─── RECORDS PROVIDED

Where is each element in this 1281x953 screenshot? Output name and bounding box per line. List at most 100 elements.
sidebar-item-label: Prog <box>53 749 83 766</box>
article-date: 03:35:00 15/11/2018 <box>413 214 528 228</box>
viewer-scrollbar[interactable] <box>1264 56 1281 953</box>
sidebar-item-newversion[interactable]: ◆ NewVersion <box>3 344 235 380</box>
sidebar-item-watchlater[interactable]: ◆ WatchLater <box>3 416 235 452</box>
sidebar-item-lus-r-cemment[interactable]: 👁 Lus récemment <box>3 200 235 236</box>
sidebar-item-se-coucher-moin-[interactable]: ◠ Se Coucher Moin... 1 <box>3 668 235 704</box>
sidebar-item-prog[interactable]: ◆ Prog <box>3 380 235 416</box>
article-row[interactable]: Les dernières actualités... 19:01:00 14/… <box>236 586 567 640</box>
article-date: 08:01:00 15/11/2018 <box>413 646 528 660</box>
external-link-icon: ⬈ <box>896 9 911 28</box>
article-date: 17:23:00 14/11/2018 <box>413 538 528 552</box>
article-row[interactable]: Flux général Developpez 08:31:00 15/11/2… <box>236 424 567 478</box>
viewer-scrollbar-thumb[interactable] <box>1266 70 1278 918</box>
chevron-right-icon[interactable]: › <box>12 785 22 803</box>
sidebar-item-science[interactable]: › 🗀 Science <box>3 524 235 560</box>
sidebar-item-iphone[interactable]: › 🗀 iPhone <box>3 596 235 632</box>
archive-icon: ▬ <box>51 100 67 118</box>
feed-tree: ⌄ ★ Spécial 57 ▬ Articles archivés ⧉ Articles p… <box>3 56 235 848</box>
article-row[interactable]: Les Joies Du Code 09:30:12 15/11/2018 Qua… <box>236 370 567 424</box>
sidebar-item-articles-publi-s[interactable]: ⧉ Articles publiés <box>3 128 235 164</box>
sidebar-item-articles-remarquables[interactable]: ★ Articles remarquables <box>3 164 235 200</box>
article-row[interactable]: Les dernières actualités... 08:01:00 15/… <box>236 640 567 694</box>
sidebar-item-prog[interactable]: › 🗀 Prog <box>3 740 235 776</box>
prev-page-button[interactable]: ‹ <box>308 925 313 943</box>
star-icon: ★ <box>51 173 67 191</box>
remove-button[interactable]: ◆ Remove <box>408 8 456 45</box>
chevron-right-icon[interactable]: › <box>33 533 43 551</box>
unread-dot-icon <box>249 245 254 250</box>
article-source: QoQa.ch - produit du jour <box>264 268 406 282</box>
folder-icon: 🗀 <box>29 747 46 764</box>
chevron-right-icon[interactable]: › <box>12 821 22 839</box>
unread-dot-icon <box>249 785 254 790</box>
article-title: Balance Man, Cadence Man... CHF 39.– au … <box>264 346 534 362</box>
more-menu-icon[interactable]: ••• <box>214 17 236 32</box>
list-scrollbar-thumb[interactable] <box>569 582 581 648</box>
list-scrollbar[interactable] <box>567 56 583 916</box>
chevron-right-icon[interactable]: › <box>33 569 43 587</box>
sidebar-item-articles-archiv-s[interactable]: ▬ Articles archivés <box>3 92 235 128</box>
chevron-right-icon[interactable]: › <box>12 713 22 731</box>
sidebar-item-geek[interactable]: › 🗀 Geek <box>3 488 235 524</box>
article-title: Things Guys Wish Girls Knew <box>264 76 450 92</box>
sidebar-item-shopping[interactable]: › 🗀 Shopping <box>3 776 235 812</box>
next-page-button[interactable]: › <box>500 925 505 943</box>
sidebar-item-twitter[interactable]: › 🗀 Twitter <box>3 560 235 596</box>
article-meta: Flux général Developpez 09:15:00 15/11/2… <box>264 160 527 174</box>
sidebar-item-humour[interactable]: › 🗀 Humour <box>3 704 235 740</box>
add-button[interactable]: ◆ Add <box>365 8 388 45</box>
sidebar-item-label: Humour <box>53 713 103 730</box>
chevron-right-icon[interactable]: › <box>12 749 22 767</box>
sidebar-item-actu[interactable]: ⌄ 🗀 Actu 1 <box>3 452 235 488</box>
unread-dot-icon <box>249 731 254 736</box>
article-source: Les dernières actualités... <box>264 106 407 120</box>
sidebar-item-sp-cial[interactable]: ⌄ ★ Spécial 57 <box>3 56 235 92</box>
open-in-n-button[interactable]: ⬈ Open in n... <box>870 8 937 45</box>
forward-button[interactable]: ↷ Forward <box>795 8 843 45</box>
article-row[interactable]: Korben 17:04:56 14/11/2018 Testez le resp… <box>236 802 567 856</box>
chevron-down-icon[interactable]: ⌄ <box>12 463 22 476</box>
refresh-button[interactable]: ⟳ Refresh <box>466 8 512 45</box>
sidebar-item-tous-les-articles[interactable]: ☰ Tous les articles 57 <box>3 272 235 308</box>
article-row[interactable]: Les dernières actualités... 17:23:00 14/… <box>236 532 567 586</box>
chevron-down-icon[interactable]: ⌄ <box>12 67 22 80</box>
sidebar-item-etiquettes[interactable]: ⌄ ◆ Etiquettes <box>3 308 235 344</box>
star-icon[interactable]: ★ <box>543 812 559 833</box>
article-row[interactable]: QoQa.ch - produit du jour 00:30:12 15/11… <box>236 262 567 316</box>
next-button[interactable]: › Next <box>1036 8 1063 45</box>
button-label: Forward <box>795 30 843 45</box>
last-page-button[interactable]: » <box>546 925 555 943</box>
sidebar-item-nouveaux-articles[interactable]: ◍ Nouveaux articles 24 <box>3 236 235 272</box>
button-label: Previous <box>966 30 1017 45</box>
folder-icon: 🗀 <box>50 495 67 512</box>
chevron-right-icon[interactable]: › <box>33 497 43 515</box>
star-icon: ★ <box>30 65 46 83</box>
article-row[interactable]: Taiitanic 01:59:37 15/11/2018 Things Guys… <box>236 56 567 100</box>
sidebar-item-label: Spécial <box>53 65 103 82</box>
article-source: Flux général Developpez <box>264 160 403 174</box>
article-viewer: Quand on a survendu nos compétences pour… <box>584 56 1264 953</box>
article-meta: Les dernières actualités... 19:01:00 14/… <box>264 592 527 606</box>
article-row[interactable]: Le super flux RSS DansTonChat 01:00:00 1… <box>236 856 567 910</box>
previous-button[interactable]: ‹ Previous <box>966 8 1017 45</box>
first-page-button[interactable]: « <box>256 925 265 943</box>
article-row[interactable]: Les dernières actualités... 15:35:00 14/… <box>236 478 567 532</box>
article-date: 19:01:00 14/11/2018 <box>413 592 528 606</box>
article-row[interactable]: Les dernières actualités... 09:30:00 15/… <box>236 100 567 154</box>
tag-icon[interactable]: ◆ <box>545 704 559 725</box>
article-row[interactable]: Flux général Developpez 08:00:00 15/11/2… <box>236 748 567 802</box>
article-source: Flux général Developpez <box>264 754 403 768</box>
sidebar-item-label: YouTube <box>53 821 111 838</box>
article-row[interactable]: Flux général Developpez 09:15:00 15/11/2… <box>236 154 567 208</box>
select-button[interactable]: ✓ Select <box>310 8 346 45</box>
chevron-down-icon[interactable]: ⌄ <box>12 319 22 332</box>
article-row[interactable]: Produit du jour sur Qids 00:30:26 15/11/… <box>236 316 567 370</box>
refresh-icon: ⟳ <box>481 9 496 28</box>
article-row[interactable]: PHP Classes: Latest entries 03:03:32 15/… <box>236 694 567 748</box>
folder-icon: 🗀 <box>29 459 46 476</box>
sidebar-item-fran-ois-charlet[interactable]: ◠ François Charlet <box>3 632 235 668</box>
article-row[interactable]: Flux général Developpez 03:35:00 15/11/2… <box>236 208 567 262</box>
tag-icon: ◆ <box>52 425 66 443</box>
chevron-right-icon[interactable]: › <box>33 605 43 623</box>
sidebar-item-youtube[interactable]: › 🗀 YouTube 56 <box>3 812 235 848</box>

──────

Which lines in the entries above contain the string "down"? Return each of those lines, treating uppercase and lowercase as different.

chevron-down-icon[interactable]: ⌄ <box>12 463 22 476</box>
chevron-down-icon[interactable]: ⌄ <box>12 67 22 80</box>
chevron-down-icon[interactable]: ⌄ <box>12 319 22 332</box>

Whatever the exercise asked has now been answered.